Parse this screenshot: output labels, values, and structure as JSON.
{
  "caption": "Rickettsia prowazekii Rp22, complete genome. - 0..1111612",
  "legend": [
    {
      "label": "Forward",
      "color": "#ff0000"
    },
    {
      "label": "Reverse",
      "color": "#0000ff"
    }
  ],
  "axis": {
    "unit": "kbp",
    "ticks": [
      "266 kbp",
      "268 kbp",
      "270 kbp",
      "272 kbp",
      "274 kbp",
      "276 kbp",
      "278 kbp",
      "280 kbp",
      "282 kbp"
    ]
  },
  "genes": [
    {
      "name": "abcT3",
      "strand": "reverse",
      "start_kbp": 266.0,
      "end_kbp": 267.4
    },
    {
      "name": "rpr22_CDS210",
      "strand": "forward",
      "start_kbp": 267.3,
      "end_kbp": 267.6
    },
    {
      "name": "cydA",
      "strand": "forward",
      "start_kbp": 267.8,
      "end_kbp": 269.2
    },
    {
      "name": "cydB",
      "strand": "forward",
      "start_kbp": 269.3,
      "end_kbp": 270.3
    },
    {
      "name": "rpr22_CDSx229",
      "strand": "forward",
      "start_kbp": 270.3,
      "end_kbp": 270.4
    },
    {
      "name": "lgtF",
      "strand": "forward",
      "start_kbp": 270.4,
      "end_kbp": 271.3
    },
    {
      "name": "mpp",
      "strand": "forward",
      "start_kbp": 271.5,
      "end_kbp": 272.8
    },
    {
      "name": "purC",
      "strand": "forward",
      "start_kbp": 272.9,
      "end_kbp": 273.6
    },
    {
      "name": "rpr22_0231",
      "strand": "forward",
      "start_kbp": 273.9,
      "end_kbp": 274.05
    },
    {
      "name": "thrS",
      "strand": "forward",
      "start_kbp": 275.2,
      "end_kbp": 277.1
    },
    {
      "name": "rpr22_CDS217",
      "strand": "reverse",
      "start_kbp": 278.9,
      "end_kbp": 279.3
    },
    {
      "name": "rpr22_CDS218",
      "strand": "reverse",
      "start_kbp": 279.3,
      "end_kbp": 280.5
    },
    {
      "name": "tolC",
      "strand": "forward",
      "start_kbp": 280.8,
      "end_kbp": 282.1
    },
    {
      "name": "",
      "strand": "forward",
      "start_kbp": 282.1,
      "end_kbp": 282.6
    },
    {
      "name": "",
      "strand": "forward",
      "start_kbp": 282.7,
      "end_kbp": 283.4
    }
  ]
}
______________________________
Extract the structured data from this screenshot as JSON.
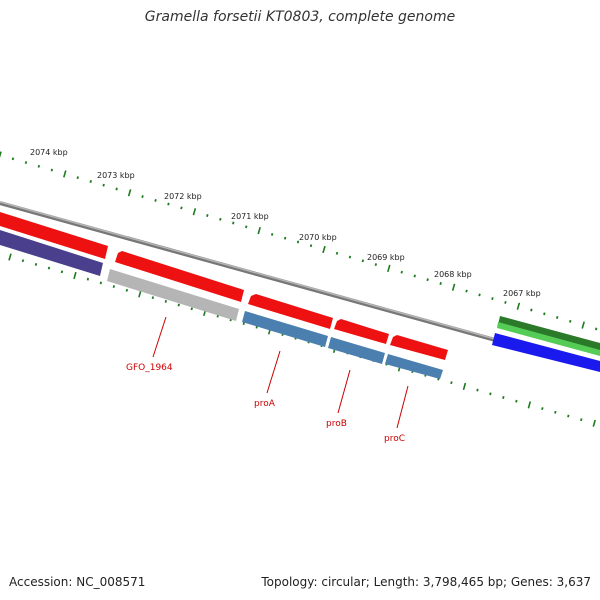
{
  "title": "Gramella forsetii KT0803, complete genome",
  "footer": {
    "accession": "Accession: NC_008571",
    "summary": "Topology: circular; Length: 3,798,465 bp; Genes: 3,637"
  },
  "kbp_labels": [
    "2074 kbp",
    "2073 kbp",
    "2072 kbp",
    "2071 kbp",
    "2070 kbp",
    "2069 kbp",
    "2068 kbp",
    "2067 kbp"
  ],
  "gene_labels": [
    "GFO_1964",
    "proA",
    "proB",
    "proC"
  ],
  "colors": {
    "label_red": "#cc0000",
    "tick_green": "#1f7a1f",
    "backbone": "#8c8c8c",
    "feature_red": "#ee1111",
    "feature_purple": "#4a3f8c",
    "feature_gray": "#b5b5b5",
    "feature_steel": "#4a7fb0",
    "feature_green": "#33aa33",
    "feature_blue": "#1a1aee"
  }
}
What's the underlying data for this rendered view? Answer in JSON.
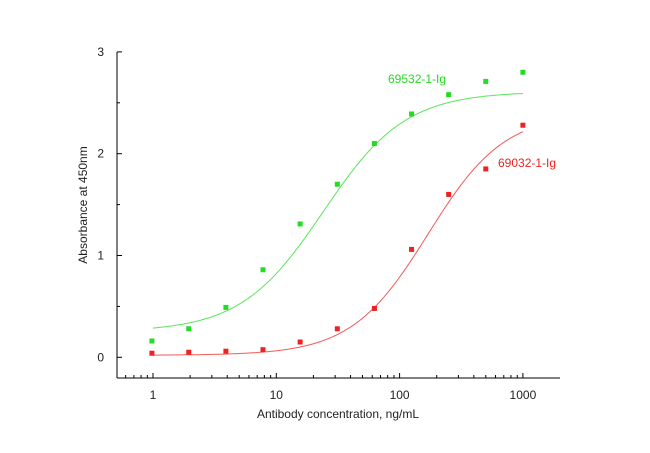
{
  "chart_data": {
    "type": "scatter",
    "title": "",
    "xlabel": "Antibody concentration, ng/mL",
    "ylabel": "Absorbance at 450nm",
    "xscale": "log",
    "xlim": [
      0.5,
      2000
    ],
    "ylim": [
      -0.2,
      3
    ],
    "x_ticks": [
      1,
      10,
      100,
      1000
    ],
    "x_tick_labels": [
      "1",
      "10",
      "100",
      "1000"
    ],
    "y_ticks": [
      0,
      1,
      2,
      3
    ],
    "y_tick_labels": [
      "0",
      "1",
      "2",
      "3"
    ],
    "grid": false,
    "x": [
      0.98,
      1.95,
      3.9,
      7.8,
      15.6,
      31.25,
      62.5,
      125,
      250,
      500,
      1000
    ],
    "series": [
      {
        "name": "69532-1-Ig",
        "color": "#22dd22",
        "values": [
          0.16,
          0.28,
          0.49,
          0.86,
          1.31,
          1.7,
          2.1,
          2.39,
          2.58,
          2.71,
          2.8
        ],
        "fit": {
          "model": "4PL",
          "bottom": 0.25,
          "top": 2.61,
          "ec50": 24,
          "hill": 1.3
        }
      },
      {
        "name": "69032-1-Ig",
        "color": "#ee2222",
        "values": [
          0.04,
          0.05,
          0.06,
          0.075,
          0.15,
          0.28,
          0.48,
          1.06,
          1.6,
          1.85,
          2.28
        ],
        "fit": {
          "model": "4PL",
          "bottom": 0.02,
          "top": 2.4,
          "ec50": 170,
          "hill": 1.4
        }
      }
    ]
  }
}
______________________________
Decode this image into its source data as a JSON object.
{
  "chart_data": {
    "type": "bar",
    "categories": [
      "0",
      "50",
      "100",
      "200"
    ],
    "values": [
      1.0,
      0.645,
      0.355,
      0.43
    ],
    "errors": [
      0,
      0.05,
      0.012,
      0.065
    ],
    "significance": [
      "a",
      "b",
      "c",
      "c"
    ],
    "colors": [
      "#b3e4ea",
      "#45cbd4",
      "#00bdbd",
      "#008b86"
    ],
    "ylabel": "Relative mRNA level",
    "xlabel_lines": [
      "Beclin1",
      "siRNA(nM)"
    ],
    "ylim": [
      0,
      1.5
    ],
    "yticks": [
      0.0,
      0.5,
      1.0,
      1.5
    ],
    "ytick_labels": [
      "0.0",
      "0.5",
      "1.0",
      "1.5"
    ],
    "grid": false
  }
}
______________________________
- **Exercise directions**
Whenever "complete" occurs in a line of the entries, copy that line.

- **Exercise answer**
  "caption": "Rickettsia prowazekii Rp22, complete genome. - 0..1111612",
  "title": "Gramella forsetii KT0803, complete genome",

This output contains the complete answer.